» WHAT IS EXPECTED
Report, as a bare number, how many lines of the material below contain the word "thiết".

---------- DATA RECORDS

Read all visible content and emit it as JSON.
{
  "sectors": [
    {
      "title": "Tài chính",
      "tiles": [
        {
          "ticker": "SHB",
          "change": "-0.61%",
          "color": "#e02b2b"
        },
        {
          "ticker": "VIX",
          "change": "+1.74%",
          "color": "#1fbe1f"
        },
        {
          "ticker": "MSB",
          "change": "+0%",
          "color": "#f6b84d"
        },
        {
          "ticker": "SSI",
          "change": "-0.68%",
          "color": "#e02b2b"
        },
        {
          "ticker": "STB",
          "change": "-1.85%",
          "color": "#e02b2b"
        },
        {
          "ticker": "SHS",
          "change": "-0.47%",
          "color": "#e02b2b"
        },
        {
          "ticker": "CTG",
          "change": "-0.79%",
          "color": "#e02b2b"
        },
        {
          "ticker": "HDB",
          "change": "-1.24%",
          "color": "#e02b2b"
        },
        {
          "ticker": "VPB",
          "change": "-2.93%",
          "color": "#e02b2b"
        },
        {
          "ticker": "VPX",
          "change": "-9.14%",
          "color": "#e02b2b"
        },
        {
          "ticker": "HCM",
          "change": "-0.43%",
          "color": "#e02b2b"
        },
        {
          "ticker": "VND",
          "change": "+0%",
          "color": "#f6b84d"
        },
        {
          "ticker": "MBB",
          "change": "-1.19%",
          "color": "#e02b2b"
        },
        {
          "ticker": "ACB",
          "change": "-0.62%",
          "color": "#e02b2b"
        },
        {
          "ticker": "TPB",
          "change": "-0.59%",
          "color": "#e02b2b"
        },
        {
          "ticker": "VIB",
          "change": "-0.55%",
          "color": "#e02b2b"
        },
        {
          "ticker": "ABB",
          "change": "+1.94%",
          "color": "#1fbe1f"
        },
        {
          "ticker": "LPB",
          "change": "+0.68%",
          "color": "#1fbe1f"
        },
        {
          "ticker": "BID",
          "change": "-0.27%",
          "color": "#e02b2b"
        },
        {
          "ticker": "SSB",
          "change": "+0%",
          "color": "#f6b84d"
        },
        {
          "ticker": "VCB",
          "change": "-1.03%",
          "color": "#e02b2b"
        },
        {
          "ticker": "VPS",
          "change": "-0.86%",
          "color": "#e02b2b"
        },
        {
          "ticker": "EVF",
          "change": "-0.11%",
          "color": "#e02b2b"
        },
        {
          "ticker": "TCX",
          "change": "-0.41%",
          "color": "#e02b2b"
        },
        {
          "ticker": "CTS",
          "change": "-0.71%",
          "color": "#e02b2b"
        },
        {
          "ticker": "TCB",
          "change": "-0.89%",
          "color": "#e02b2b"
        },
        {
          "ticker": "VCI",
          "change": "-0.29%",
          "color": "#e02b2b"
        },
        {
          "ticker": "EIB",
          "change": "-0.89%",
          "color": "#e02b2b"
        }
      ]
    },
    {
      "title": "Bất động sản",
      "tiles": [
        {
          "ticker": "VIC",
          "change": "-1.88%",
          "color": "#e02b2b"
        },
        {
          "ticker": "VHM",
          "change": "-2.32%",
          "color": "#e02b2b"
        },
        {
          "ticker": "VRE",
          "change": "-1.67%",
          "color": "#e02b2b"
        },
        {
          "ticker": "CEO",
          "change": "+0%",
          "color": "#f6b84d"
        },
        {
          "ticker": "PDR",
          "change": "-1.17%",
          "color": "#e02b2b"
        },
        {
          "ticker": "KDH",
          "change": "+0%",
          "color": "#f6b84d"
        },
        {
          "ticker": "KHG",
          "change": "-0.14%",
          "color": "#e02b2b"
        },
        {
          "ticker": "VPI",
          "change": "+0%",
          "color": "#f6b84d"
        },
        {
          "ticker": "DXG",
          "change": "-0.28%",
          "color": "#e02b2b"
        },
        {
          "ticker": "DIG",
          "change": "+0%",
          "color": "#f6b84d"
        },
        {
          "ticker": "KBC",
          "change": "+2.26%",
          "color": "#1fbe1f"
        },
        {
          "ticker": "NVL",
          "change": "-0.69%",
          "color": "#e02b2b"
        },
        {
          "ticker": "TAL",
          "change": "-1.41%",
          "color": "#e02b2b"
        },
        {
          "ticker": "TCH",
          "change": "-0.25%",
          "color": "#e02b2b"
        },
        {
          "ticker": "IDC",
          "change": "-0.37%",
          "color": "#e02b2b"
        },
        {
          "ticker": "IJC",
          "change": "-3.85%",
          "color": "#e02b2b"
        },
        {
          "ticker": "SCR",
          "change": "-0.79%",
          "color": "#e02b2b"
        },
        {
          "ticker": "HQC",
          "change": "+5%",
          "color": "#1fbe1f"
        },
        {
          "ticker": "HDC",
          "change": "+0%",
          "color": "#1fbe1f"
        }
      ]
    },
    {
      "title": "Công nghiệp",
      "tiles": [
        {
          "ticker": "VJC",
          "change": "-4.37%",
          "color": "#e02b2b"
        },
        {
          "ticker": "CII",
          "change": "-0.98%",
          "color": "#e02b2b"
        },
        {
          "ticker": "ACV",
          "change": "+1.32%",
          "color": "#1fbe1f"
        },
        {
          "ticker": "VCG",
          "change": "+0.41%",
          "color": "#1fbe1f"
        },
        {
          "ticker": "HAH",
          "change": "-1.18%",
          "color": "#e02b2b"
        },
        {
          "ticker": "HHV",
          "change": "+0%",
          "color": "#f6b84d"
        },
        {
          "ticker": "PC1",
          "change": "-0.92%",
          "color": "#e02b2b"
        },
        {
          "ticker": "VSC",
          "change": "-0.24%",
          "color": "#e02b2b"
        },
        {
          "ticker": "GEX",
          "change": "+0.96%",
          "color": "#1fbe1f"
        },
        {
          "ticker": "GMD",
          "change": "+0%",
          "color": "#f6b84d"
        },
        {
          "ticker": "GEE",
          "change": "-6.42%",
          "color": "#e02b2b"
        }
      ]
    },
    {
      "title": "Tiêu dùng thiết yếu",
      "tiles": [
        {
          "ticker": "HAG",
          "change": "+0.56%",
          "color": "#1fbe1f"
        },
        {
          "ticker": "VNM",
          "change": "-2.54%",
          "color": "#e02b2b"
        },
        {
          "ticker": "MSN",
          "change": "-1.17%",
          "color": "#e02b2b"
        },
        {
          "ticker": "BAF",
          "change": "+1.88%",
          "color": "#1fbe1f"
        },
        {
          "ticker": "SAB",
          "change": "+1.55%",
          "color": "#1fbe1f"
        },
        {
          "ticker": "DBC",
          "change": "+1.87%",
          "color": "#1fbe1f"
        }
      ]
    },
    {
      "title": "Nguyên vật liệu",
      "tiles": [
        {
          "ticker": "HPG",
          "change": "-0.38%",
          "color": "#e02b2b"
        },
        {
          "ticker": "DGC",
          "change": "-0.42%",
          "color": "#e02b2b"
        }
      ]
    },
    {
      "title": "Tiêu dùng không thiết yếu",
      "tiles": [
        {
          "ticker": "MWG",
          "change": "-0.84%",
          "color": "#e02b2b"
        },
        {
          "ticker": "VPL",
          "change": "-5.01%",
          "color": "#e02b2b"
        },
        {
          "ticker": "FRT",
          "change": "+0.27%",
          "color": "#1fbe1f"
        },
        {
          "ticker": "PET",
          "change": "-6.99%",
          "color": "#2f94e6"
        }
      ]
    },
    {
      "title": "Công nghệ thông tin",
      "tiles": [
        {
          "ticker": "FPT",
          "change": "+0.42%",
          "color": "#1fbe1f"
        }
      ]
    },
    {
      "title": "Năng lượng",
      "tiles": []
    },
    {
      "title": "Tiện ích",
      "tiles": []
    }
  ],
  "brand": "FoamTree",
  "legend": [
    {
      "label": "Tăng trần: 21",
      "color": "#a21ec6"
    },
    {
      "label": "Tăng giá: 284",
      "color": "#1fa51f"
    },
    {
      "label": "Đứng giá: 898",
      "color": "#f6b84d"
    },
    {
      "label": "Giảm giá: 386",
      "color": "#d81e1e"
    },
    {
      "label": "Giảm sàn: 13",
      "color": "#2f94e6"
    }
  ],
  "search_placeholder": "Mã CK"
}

--------------------

» OUTPUT BELOW
2